Dataset listings of figures:
====
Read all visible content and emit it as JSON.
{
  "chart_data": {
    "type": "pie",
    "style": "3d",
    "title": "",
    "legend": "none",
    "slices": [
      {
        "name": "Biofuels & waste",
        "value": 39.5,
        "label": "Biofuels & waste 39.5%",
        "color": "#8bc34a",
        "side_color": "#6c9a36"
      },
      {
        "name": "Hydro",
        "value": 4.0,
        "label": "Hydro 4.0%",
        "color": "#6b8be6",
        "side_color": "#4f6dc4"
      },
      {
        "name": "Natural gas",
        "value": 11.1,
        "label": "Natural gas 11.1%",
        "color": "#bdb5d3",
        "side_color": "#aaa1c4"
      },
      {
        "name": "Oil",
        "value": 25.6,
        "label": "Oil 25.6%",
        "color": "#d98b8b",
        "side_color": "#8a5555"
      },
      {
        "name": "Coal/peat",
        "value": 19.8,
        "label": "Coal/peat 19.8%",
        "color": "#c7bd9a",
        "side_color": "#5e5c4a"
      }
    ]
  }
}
====
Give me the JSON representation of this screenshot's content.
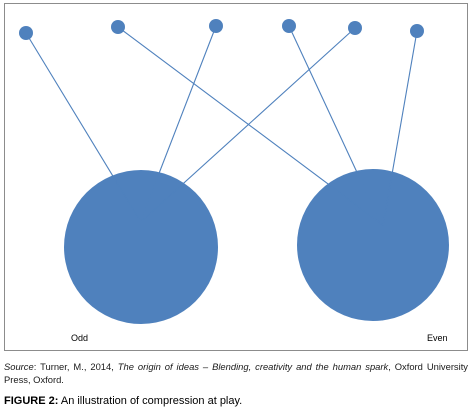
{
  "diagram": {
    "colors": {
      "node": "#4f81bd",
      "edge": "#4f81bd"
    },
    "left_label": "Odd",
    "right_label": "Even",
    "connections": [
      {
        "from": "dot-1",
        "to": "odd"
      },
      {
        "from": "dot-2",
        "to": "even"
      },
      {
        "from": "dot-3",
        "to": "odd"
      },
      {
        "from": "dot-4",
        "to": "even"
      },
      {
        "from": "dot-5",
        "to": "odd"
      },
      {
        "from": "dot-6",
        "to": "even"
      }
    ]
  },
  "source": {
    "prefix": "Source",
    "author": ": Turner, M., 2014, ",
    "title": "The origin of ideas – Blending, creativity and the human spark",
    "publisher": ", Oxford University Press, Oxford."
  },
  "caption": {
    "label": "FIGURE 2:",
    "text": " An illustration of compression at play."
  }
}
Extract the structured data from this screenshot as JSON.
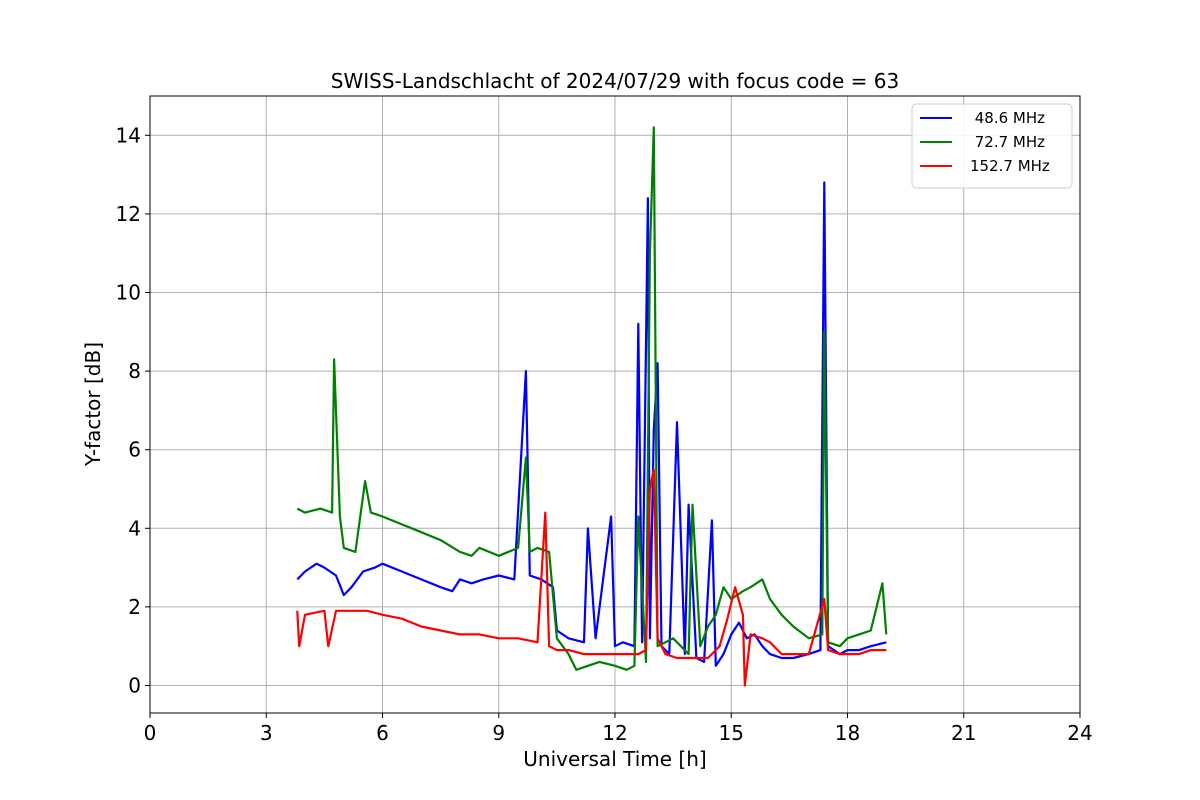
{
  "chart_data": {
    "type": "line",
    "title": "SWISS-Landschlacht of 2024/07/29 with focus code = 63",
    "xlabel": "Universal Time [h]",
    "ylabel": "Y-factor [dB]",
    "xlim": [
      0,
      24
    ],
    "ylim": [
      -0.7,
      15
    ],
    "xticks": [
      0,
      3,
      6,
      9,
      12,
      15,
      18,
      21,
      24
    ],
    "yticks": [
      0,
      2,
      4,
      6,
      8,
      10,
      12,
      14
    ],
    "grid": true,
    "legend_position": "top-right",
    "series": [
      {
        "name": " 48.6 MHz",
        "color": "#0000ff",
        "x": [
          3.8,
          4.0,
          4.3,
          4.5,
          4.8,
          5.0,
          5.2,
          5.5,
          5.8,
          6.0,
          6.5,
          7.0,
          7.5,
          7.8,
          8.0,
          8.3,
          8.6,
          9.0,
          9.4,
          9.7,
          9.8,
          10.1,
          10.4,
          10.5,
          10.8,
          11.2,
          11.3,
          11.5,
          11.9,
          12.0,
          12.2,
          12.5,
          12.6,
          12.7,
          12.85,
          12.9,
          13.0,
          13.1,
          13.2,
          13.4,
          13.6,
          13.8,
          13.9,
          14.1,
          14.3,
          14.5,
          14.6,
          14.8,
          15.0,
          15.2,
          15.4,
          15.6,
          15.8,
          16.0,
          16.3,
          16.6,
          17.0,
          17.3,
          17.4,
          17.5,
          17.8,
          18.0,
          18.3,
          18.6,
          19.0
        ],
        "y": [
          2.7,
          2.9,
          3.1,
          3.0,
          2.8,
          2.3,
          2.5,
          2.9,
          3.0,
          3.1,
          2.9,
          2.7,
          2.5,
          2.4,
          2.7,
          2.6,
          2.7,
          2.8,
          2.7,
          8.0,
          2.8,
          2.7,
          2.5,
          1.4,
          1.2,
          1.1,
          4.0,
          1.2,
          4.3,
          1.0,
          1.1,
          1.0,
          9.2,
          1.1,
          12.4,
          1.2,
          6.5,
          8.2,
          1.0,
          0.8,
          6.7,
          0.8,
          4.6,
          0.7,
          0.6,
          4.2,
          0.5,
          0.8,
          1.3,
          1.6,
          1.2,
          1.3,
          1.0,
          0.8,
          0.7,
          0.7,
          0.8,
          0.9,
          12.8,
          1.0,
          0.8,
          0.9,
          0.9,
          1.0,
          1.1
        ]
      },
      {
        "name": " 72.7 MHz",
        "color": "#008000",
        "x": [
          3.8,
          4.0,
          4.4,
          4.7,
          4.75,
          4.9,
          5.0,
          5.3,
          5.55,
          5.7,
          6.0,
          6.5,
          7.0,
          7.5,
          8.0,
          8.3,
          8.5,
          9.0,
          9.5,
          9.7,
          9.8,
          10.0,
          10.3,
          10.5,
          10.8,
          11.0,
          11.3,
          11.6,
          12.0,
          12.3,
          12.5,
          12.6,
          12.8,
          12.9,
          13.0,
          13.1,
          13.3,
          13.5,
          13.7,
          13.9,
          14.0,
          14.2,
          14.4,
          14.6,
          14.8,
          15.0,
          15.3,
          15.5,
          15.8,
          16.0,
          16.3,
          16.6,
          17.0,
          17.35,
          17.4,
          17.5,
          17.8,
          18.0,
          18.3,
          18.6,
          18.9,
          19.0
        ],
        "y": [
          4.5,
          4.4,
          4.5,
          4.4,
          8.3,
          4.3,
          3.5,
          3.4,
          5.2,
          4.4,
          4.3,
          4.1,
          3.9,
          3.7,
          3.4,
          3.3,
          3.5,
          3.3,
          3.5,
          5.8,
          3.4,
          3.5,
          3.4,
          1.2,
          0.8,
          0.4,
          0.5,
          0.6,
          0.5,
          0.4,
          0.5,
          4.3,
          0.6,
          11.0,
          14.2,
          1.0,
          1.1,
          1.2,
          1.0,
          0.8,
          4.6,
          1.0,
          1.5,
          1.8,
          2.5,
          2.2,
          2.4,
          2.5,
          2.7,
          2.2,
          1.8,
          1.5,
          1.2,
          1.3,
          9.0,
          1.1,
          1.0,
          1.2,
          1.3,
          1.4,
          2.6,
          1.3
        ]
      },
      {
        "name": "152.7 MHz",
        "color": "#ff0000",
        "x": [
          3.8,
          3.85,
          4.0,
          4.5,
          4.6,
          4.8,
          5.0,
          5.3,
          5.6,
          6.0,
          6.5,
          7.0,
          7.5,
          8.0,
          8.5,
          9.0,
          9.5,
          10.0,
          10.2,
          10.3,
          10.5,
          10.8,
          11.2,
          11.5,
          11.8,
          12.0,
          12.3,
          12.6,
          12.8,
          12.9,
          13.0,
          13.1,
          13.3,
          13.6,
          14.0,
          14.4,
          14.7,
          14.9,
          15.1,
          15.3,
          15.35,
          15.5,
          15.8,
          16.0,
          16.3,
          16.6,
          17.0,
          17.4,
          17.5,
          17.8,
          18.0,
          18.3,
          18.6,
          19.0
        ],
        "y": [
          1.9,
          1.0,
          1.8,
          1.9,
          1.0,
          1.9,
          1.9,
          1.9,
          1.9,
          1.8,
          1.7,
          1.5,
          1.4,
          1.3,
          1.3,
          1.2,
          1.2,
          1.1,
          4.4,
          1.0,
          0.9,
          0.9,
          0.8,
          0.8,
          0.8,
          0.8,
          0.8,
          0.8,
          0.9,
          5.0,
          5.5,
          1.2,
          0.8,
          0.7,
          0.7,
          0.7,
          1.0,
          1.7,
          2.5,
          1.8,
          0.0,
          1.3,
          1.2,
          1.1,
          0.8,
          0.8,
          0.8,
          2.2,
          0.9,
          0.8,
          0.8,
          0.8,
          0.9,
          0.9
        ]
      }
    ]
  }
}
====
Task objective — Look through the data and show every line containing "this".

Solution —
Give me the JSON representation of this screenshot's content.
Extract the structured data from this screenshot as JSON.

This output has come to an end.